◆ **Problem to solve**
Repeat all entries exactly.

^^^^^^^^^^^^^^^^

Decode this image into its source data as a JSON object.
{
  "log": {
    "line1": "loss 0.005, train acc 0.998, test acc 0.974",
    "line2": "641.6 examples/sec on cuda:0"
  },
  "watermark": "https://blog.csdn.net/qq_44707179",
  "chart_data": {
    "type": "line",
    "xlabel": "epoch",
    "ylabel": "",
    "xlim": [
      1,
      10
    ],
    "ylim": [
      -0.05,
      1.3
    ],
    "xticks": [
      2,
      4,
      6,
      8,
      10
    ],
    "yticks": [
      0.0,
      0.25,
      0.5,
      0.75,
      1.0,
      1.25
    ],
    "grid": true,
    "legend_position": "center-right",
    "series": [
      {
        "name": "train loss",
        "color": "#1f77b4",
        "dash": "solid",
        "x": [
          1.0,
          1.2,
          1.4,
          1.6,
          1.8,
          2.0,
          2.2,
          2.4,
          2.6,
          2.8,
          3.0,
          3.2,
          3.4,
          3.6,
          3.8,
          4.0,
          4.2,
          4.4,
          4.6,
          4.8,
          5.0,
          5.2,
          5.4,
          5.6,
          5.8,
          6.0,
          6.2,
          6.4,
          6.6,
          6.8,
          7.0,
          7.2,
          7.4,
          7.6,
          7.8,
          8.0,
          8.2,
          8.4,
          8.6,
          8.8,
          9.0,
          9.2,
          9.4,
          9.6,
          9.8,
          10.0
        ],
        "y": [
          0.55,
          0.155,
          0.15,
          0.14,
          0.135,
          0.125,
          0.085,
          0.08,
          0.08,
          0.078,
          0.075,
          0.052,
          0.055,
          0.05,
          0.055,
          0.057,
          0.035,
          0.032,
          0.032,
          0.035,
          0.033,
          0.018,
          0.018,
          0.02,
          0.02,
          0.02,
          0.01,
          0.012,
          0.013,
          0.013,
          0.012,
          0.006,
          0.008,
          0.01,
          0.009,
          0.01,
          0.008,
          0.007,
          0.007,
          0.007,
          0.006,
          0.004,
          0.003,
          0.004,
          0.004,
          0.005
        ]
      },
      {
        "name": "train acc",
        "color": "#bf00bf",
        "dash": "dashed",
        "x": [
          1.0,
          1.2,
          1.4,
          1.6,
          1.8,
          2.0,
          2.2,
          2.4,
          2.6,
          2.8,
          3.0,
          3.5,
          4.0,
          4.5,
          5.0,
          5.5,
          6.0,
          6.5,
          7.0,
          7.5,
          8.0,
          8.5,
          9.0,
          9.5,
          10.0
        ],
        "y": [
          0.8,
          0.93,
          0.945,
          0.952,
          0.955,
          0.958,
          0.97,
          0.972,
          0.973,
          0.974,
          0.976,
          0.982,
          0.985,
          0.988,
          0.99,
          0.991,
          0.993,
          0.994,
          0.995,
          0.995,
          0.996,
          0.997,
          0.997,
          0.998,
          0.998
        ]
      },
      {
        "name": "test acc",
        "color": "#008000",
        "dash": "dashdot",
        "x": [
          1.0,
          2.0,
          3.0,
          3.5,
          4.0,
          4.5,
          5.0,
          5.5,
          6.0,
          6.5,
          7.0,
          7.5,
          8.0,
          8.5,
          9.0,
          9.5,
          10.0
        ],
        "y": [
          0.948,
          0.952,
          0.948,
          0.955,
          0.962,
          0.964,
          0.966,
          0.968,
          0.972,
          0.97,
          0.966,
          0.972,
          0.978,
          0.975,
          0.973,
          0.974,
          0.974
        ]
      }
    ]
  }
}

^^^^^^^^^^^^^^^^

◆ **The answer**
Decode this image into its source data as a JSON object.
{
  "log": {
    "line1": "loss 0.005, train acc 0.998, test acc 0.974",
    "line2": "641.6 examples/sec on cuda:0"
  },
  "watermark": "https://blog.csdn.net/qq_44707179",
  "chart_data": {
    "type": "line",
    "xlabel": "epoch",
    "ylabel": "",
    "xlim": [
      1,
      10
    ],
    "ylim": [
      -0.05,
      1.3
    ],
    "xticks": [
      2,
      4,
      6,
      8,
      10
    ],
    "yticks": [
      0.0,
      0.25,
      0.5,
      0.75,
      1.0,
      1.25
    ],
    "grid": true,
    "legend_position": "center-right",
    "series": [
      {
        "name": "train loss",
        "color": "#1f77b4",
        "dash": "solid",
        "x": [
          1.0,
          1.2,
          1.4,
          1.6,
          1.8,
          2.0,
          2.2,
          2.4,
          2.6,
          2.8,
          3.0,
          3.2,
          3.4,
          3.6,
          3.8,
          4.0,
          4.2,
          4.4,
          4.6,
          4.8,
          5.0,
          5.2,
          5.4,
          5.6,
          5.8,
          6.0,
          6.2,
          6.4,
          6.6,
          6.8,
          7.0,
          7.2,
          7.4,
          7.6,
          7.8,
          8.0,
          8.2,
          8.4,
          8.6,
          8.8,
          9.0,
          9.2,
          9.4,
          9.6,
          9.8,
          10.0
        ],
        "y": [
          0.55,
          0.155,
          0.15,
          0.14,
          0.135,
          0.125,
          0.085,
          0.08,
          0.08,
          0.078,
          0.075,
          0.052,
          0.055,
          0.05,
          0.055,
          0.057,
          0.035,
          0.032,
          0.032,
          0.035,
          0.033,
          0.018,
          0.018,
          0.02,
          0.02,
          0.02,
          0.01,
          0.012,
          0.013,
          0.013,
          0.012,
          0.006,
          0.008,
          0.01,
          0.009,
          0.01,
          0.008,
          0.007,
          0.007,
          0.007,
          0.006,
          0.004,
          0.003,
          0.004,
          0.004,
          0.005
        ]
      },
      {
        "name": "train acc",
        "color": "#bf00bf",
        "dash": "dashed",
        "x": [
          1.0,
          1.2,
          1.4,
          1.6,
          1.8,
          2.0,
          2.2,
          2.4,
          2.6,
          2.8,
          3.0,
          3.5,
          4.0,
          4.5,
          5.0,
          5.5,
          6.0,
          6.5,
          7.0,
          7.5,
          8.0,
          8.5,
          9.0,
          9.5,
          10.0
        ],
        "y": [
          0.8,
          0.93,
          0.945,
          0.952,
          0.955,
          0.958,
          0.97,
          0.972,
          0.973,
          0.974,
          0.976,
          0.982,
          0.985,
          0.988,
          0.99,
          0.991,
          0.993,
          0.994,
          0.995,
          0.995,
          0.996,
          0.997,
          0.997,
          0.998,
          0.998
        ]
      },
      {
        "name": "test acc",
        "color": "#008000",
        "dash": "dashdot",
        "x": [
          1.0,
          2.0,
          3.0,
          3.5,
          4.0,
          4.5,
          5.0,
          5.5,
          6.0,
          6.5,
          7.0,
          7.5,
          8.0,
          8.5,
          9.0,
          9.5,
          10.0
        ],
        "y": [
          0.948,
          0.952,
          0.948,
          0.955,
          0.962,
          0.964,
          0.966,
          0.968,
          0.972,
          0.97,
          0.966,
          0.972,
          0.978,
          0.975,
          0.973,
          0.974,
          0.974
        ]
      }
    ]
  }
}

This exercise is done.